Work required
Give again, unaltered, the line with "Read all visible content and emit it as JSON." and all lines that follow it in the listing below, minus any pictures.

Figure data in JSON:
* BEGIN *

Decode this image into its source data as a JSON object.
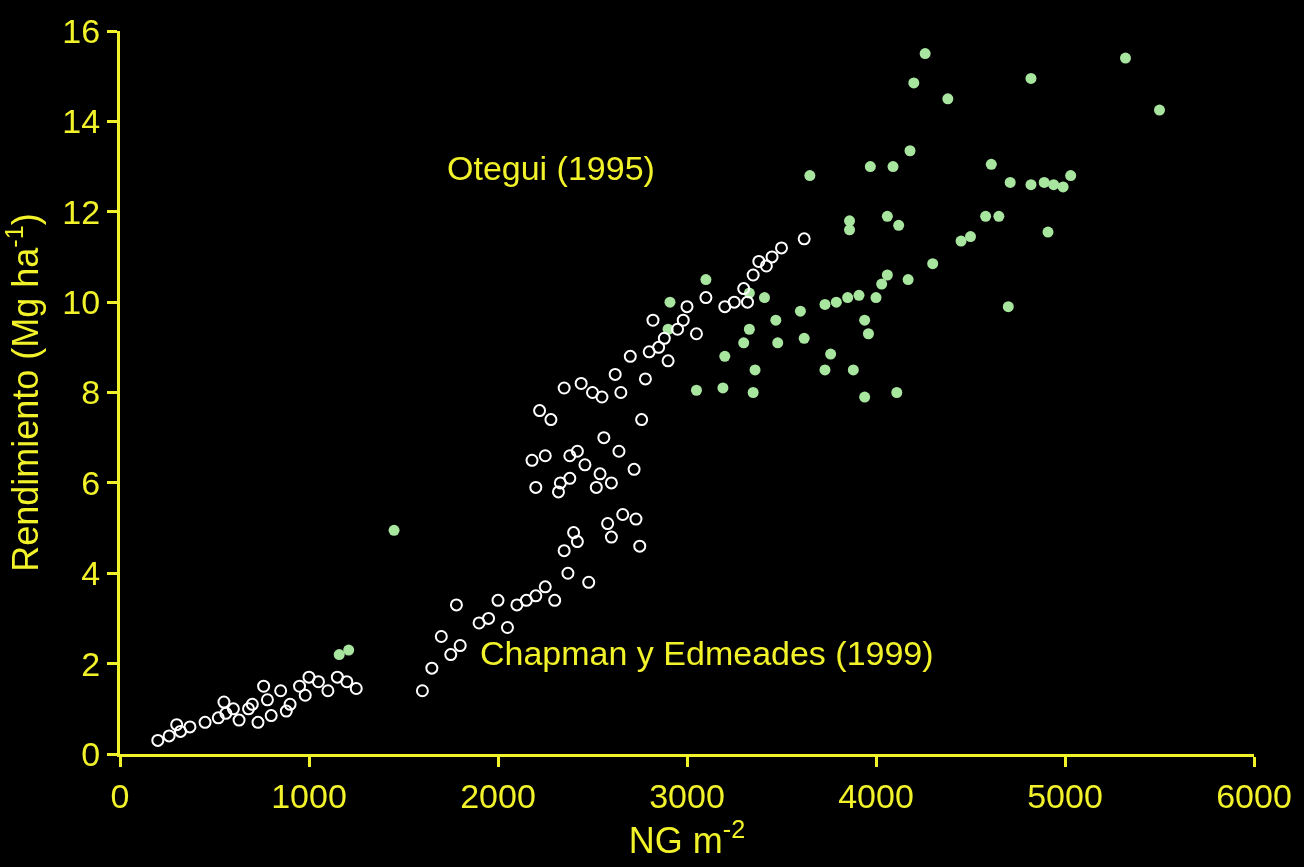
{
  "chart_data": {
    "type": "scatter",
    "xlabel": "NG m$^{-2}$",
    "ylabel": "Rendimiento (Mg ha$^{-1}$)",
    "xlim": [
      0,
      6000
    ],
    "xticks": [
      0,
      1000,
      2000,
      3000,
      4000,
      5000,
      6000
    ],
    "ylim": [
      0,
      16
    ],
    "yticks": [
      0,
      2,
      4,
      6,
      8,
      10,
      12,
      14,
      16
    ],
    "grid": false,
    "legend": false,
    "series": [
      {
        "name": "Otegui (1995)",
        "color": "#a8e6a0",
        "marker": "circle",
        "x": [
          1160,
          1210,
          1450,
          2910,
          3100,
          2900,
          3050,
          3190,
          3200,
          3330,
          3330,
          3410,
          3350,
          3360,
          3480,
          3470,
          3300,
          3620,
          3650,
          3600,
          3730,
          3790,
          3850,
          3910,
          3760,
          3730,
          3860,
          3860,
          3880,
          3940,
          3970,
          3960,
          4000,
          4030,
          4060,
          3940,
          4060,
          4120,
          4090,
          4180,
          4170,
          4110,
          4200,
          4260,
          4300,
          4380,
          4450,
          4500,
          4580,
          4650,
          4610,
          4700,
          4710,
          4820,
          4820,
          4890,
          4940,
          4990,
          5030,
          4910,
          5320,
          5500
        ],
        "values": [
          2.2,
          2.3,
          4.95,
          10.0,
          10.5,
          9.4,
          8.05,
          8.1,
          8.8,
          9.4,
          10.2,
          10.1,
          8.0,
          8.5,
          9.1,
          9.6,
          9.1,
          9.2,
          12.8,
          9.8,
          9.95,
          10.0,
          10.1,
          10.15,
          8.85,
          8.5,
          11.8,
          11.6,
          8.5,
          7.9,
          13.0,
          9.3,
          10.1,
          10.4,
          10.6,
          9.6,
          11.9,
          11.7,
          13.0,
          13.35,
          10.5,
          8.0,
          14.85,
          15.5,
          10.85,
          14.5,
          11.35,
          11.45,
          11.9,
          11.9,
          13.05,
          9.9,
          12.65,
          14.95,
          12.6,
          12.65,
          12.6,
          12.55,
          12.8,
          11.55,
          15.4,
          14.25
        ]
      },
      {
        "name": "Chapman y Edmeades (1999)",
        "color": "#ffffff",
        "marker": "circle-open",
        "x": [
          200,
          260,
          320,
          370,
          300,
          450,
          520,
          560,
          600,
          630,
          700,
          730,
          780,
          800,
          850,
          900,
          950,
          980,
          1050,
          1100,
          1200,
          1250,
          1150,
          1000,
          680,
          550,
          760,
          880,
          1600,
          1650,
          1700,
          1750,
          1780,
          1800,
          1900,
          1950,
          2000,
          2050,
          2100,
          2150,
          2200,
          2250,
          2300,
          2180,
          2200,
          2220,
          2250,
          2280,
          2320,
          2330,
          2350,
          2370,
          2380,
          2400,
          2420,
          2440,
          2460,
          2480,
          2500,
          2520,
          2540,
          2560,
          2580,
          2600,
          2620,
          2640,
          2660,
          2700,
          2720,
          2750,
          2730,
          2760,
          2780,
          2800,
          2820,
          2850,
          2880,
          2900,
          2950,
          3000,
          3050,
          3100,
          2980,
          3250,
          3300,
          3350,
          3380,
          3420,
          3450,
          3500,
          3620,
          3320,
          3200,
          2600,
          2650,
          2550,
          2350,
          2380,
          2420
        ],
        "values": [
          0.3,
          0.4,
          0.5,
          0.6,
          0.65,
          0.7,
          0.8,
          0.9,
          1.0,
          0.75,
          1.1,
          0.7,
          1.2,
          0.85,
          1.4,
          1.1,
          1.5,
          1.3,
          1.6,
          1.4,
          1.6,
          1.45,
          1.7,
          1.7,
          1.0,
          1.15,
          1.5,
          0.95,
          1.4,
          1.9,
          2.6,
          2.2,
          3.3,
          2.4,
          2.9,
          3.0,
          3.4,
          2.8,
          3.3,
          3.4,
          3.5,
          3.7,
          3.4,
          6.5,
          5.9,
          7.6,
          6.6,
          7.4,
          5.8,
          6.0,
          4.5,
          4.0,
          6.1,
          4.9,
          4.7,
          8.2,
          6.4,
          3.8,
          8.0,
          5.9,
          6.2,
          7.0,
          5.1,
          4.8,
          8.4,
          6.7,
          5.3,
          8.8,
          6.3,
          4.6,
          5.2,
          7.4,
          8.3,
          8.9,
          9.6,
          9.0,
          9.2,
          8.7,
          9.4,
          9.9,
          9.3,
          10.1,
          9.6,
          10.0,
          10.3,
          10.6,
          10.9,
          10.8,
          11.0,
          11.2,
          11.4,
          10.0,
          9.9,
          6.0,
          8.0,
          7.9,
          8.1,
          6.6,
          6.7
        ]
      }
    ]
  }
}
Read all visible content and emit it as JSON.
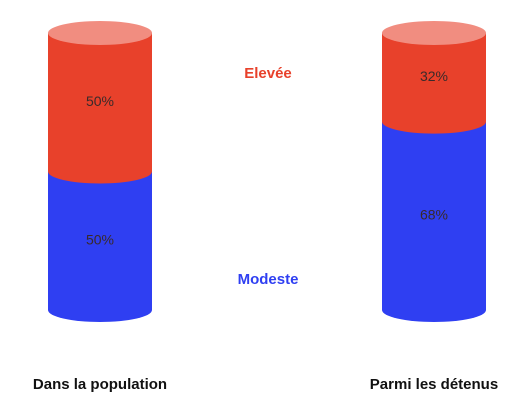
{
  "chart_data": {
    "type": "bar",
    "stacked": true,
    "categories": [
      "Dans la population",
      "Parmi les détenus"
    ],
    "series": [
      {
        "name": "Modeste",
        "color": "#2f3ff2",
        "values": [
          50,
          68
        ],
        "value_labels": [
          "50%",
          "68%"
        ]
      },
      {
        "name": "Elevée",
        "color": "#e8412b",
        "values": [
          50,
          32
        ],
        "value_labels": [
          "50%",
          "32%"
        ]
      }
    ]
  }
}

* END *

The result
Read all visible content and emit it as JSON.
{
  "chart_data": {
    "type": "bar",
    "stacked": true,
    "categories": [
      "Dans la population",
      "Parmi les détenus"
    ],
    "series": [
      {
        "name": "Modeste",
        "color": "#2f3ff2",
        "values": [
          50,
          68
        ],
        "value_labels": [
          "50%",
          "68%"
        ]
      },
      {
        "name": "Elevée",
        "color": "#e8412b",
        "values": [
          50,
          32
        ],
        "value_labels": [
          "50%",
          "32%"
        ]
      }
    ]
  }
}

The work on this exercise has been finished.